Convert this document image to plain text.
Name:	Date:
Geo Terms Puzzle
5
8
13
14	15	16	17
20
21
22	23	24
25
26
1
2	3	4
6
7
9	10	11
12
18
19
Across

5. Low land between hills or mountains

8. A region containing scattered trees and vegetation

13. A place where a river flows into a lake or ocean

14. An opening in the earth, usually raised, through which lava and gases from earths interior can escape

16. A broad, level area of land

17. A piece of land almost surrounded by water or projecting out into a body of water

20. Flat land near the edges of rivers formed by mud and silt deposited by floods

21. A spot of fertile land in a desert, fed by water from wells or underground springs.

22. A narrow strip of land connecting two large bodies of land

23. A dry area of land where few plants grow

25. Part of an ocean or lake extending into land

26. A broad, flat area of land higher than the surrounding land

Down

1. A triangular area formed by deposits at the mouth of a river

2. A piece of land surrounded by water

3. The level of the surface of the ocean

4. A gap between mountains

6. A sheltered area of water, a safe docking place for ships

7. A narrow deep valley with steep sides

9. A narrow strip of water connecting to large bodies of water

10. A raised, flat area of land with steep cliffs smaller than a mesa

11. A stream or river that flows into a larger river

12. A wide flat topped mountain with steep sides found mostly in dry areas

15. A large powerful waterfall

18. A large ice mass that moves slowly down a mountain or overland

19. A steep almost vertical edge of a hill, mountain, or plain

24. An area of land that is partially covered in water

******

WHAT IS BEING ASKED ->
Work out the count of lines containing the word "mountains", then write only that count.

PROBLEM SOLUTION ->
2